### WORK INSTRUCTIONS
Quote exactly the lines from the one with "What does this" to the end of the data, both included; omit the pictures.
* start DATA FOR THIS TASK *
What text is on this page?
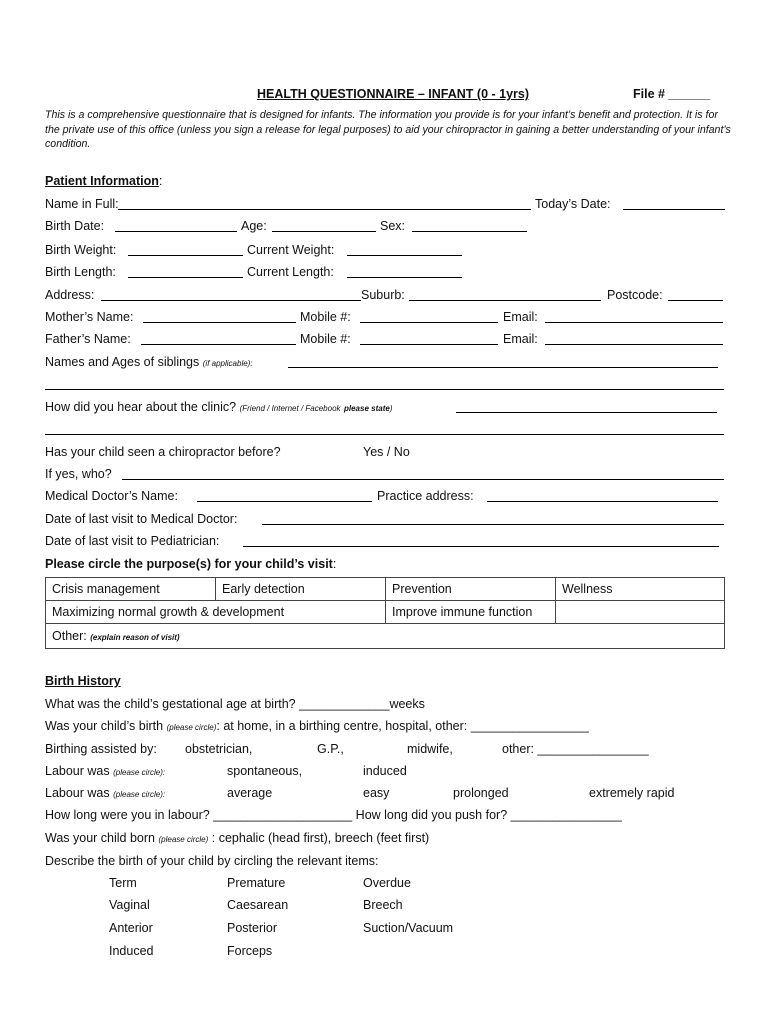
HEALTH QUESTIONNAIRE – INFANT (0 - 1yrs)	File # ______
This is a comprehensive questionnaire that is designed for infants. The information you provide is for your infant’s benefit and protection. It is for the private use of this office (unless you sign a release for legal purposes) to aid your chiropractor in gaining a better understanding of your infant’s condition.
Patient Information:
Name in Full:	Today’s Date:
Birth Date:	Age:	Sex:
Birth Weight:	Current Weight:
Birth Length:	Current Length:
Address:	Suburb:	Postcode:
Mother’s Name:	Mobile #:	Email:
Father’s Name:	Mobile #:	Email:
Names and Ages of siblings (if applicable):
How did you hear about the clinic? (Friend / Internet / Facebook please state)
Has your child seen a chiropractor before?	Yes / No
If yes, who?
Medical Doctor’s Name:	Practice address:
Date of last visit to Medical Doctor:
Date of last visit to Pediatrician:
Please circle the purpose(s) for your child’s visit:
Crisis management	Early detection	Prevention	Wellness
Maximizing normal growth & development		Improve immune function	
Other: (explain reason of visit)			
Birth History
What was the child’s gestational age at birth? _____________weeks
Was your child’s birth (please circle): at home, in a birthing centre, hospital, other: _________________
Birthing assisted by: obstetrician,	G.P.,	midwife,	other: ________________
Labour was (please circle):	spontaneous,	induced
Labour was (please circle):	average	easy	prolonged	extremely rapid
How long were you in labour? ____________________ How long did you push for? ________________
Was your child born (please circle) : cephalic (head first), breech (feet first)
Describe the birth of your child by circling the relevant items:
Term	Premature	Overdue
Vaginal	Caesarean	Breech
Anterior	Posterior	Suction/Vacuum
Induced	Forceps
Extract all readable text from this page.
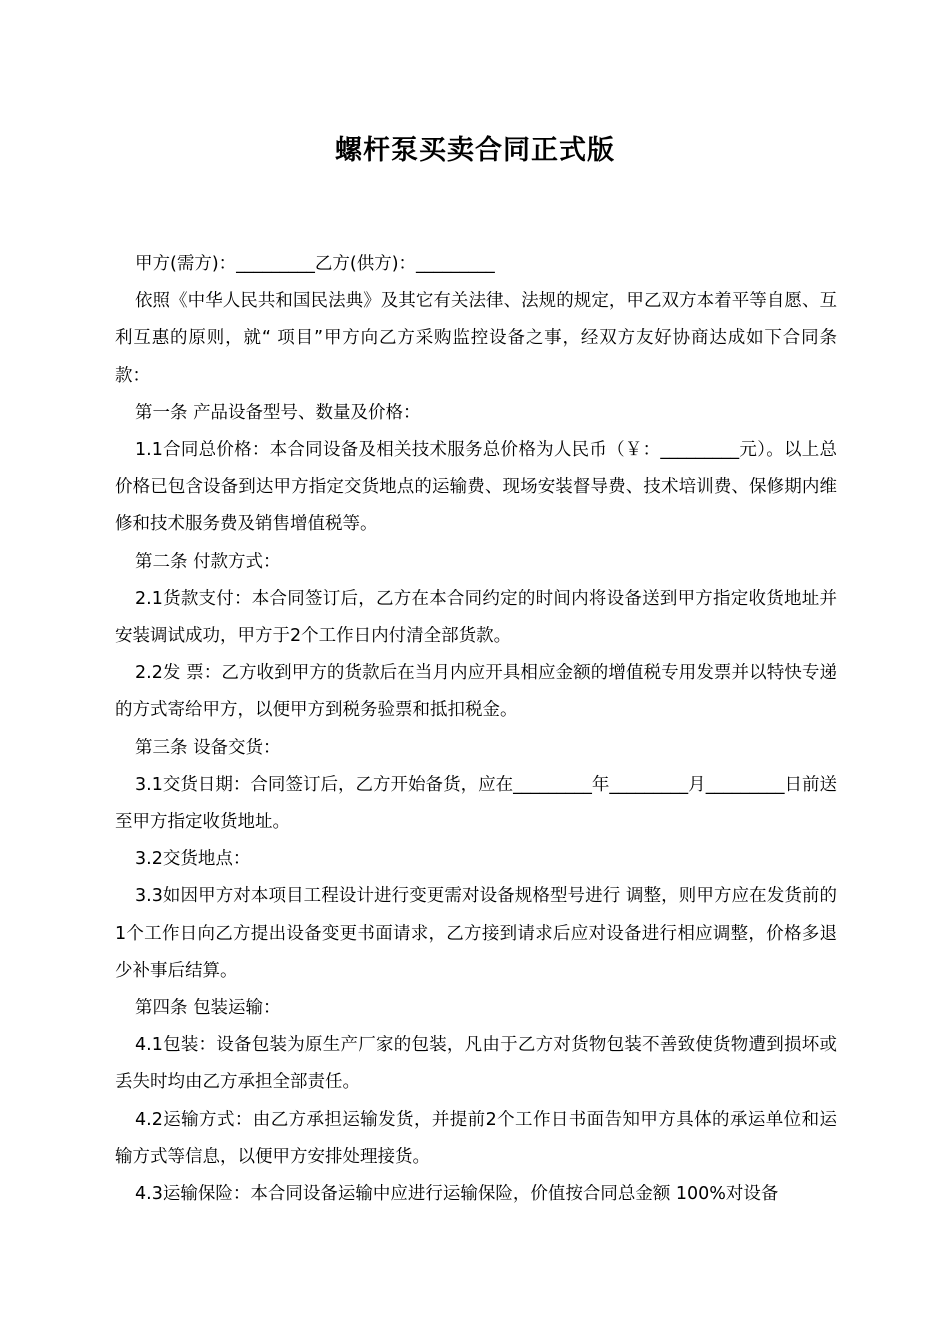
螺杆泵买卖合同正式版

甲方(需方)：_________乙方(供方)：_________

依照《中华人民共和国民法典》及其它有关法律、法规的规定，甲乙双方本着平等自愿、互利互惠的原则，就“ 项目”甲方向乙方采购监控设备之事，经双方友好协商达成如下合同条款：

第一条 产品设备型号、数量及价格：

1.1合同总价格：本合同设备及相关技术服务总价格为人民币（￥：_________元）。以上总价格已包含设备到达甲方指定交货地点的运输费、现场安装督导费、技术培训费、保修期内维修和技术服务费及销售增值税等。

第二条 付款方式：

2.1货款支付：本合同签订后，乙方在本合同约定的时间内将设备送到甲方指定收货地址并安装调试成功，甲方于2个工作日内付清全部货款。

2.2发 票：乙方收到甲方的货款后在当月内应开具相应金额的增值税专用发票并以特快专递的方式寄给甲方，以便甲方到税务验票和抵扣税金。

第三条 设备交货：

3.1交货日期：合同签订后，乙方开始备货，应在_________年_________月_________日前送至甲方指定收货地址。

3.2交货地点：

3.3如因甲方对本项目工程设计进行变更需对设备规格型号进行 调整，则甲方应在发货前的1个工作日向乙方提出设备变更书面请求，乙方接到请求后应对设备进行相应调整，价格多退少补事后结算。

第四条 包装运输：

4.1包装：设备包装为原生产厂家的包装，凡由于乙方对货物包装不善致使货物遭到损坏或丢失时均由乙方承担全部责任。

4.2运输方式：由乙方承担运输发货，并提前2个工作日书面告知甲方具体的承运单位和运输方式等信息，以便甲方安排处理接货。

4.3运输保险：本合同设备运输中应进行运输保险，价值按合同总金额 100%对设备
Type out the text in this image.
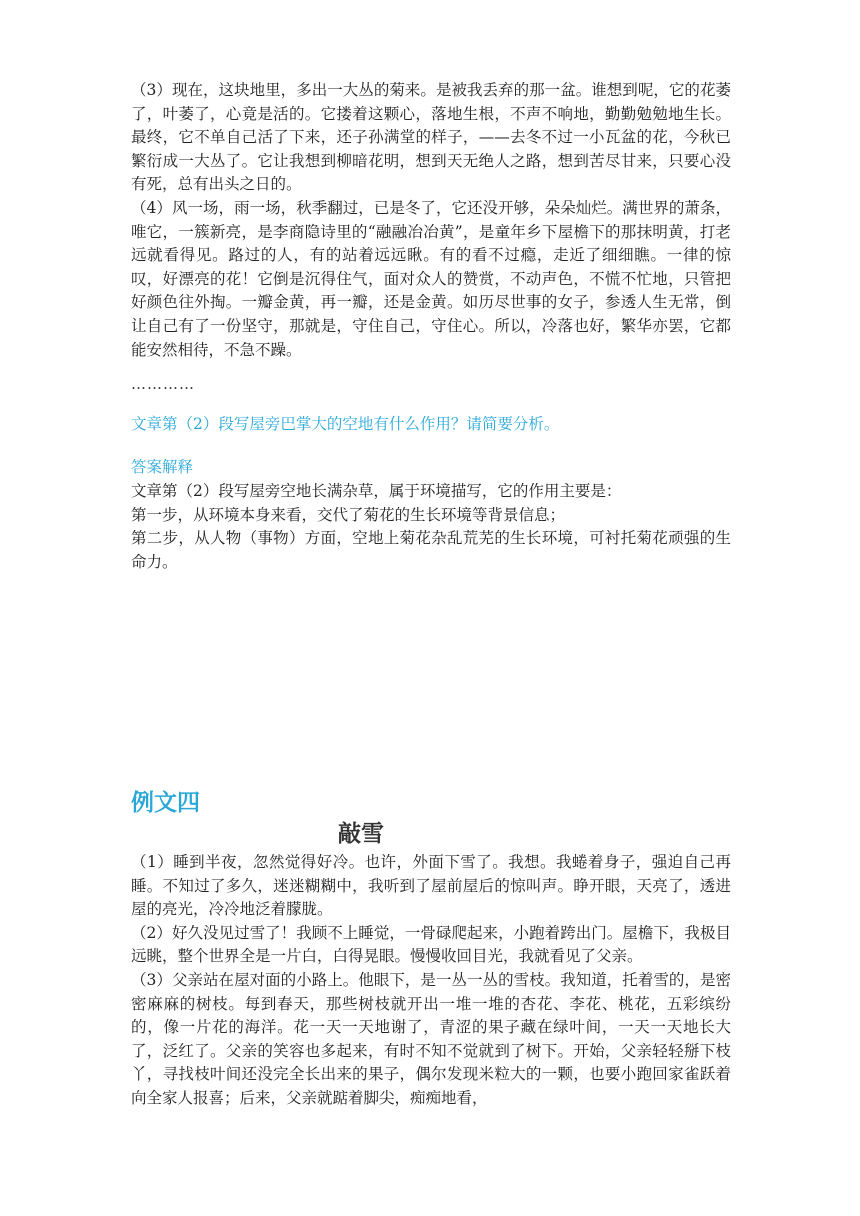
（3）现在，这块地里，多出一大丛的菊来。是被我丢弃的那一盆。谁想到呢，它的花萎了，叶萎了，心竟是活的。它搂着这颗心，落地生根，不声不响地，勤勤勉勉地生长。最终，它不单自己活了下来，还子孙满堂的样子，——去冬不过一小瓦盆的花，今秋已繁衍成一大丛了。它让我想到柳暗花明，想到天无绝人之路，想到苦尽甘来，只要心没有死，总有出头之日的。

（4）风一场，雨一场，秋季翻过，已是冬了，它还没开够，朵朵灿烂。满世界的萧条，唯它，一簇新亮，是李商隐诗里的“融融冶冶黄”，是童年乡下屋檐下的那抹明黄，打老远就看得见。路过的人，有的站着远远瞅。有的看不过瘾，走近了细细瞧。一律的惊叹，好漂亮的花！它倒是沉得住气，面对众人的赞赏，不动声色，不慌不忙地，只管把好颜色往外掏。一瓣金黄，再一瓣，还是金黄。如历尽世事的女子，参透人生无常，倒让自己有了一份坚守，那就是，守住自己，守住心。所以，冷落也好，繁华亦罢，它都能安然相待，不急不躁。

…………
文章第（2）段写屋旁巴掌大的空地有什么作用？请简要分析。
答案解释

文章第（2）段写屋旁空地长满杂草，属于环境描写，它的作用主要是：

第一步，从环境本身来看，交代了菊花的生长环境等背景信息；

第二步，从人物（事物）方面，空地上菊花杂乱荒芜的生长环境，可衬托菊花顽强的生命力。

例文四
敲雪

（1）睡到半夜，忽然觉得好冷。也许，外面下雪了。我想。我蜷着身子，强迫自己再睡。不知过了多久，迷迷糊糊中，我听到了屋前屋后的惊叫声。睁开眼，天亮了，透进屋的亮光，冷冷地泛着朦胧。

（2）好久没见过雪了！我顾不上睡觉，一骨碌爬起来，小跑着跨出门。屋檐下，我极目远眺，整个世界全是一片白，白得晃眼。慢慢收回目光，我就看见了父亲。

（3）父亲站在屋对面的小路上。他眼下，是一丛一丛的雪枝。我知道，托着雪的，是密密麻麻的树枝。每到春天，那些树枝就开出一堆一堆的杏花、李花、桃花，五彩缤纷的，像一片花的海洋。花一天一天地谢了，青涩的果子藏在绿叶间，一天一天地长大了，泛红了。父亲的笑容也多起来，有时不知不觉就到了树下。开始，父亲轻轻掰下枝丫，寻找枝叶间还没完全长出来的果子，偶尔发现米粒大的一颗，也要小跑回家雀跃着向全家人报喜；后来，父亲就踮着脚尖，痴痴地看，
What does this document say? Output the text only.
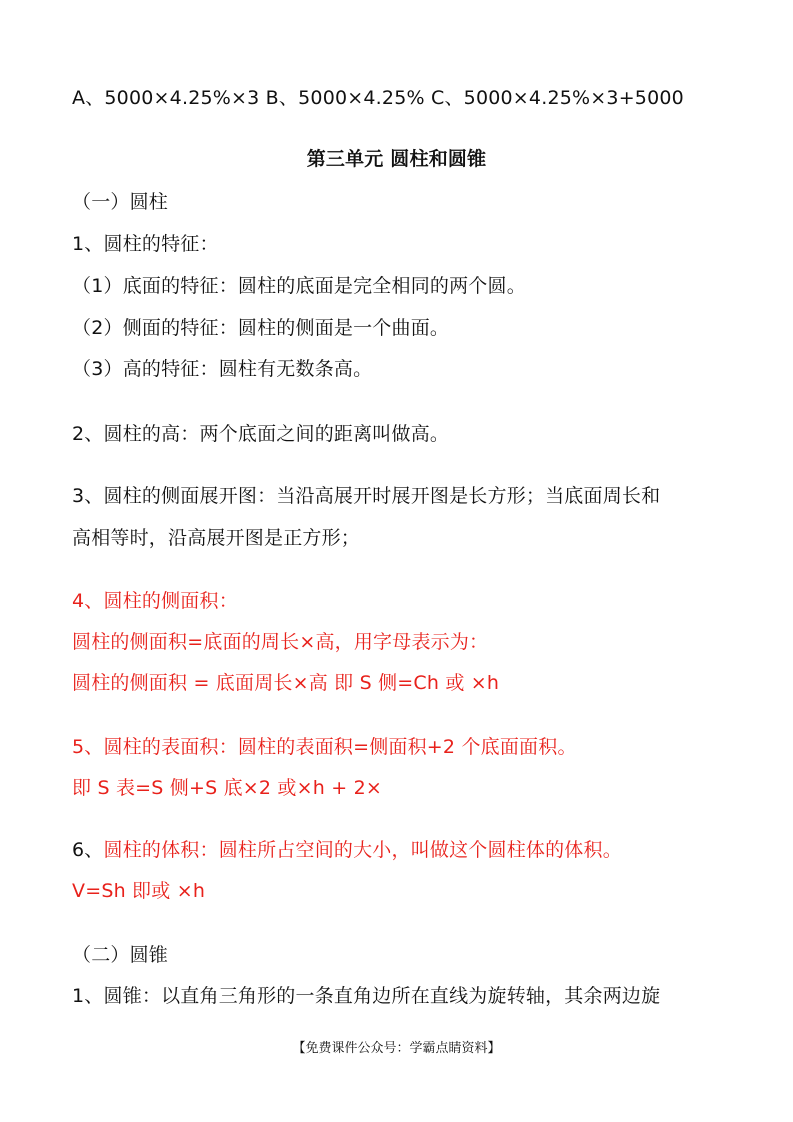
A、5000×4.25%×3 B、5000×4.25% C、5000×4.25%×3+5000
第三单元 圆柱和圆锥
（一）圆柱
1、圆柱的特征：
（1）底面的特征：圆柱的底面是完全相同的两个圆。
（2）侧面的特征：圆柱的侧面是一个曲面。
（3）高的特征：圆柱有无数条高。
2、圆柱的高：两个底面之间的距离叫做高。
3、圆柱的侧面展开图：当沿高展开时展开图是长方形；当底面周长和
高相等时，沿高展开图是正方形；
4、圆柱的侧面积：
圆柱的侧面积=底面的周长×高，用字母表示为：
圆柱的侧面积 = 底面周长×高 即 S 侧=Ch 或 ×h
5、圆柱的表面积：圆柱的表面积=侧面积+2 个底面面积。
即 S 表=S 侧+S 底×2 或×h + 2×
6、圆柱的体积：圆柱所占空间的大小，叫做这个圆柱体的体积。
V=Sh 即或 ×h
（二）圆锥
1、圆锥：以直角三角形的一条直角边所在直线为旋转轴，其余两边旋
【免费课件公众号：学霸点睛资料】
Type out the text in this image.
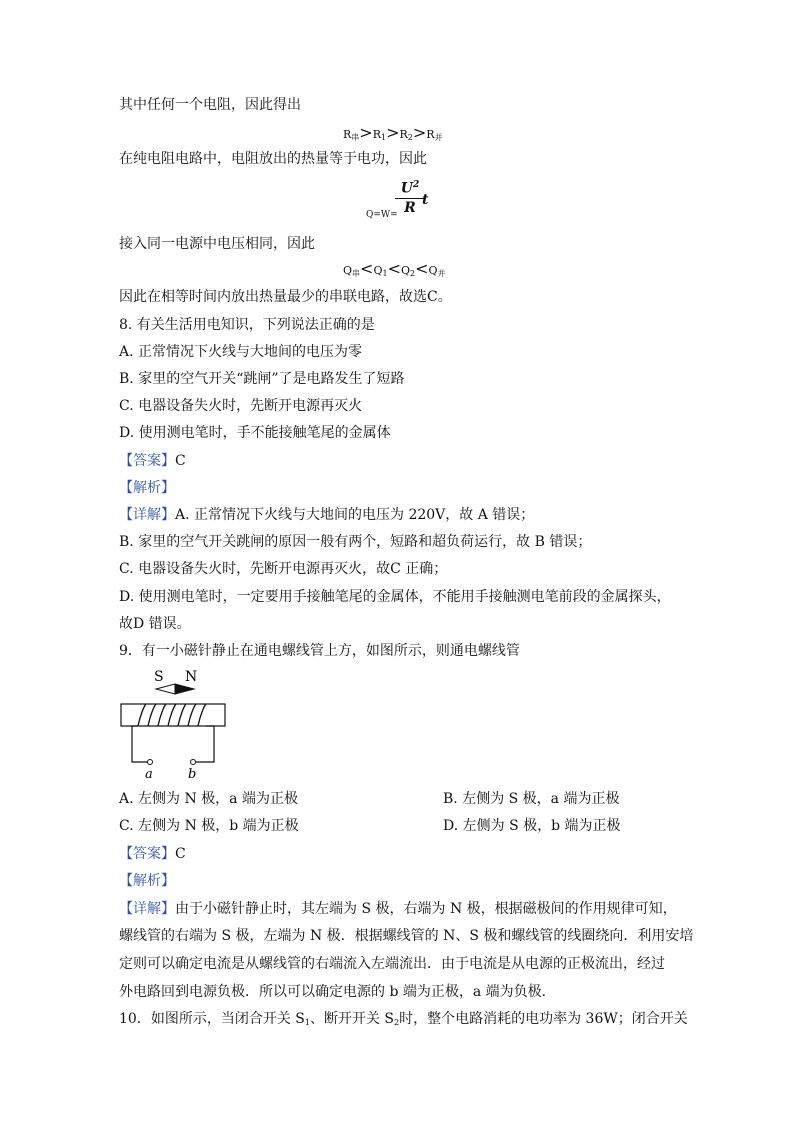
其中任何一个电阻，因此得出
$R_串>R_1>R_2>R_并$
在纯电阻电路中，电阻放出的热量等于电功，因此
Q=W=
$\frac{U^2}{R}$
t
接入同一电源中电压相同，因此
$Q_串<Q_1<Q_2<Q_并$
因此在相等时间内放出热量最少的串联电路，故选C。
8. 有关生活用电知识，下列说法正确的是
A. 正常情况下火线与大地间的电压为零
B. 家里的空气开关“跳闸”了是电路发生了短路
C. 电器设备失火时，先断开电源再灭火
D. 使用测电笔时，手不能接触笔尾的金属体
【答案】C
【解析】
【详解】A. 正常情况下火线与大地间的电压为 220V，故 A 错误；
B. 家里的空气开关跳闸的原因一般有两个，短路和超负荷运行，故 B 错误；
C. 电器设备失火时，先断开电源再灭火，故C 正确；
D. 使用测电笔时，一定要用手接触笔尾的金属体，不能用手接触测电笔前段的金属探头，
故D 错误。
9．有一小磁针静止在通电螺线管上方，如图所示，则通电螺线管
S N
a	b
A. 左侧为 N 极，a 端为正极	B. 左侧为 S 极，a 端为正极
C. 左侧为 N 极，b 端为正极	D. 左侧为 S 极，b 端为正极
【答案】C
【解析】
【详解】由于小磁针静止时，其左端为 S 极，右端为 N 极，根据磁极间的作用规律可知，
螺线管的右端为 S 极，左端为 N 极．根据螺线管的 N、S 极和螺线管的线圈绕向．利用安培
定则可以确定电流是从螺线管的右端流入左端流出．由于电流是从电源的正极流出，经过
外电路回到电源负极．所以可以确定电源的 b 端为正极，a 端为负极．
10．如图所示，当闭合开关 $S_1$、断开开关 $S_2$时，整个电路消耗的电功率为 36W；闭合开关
* end DATA FOR THIS TASK *
### SOLUTION TO THIS EXERCISE
What does this document say? Output the text only.
A、5000×4.25%×3 B、5000×4.25% C、5000×4.25%×3+5000
第三单元 圆柱和圆锥
（一）圆柱
1、圆柱的特征：
（1）底面的特征：圆柱的底面是完全相同的两个圆。
（2）侧面的特征：圆柱的侧面是一个曲面。
（3）高的特征：圆柱有无数条高。
2、圆柱的高：两个底面之间的距离叫做高。
3、圆柱的侧面展开图：当沿高展开时展开图是长方形；当底面周长和
高相等时，沿高展开图是正方形；
4、圆柱的侧面积：
圆柱的侧面积=底面的周长×高，用字母表示为：
圆柱的侧面积 = 底面周长×高 即 S 侧=Ch 或 ×h
5、圆柱的表面积：圆柱的表面积=侧面积+2 个底面面积。
即 S 表=S 侧+S 底×2 或×h + 2×
6、圆柱的体积：圆柱所占空间的大小，叫做这个圆柱体的体积。
V=Sh 即或 ×h
（二）圆锥
1、圆锥：以直角三角形的一条直角边所在直线为旋转轴，其余两边旋
【免费课件公众号：学霸点睛资料】
Type out the text in this image.
其中任何一个电阻，因此得出
$R_串>R_1>R_2>R_并$
在纯电阻电路中，电阻放出的热量等于电功，因此
Q=W=
$\frac{U^2}{R}$
t
接入同一电源中电压相同，因此
$Q_串<Q_1<Q_2<Q_并$
因此在相等时间内放出热量最少的串联电路，故选C。
8. 有关生活用电知识，下列说法正确的是
A. 正常情况下火线与大地间的电压为零
B. 家里的空气开关“跳闸”了是电路发生了短路
C. 电器设备失火时，先断开电源再灭火
D. 使用测电笔时，手不能接触笔尾的金属体
【答案】C
【解析】
【详解】A. 正常情况下火线与大地间的电压为 220V，故 A 错误；
B. 家里的空气开关跳闸的原因一般有两个，短路和超负荷运行，故 B 错误；
C. 电器设备失火时，先断开电源再灭火，故C 正确；
D. 使用测电笔时，一定要用手接触笔尾的金属体，不能用手接触测电笔前段的金属探头，
故D 错误。
9．有一小磁针静止在通电螺线管上方，如图所示，则通电螺线管
S N
a	b
A. 左侧为 N 极，a 端为正极	B. 左侧为 S 极，a 端为正极
C. 左侧为 N 极，b 端为正极	D. 左侧为 S 极，b 端为正极
【答案】C
【解析】
【详解】由于小磁针静止时，其左端为 S 极，右端为 N 极，根据磁极间的作用规律可知，
螺线管的右端为 S 极，左端为 N 极．根据螺线管的 N、S 极和螺线管的线圈绕向．利用安培
定则可以确定电流是从螺线管的右端流入左端流出．由于电流是从电源的正极流出，经过
外电路回到电源负极．所以可以确定电源的 b 端为正极，a 端为负极．
10．如图所示，当闭合开关 $S_1$、断开开关 $S_2$时，整个电路消耗的电功率为 36W；闭合开关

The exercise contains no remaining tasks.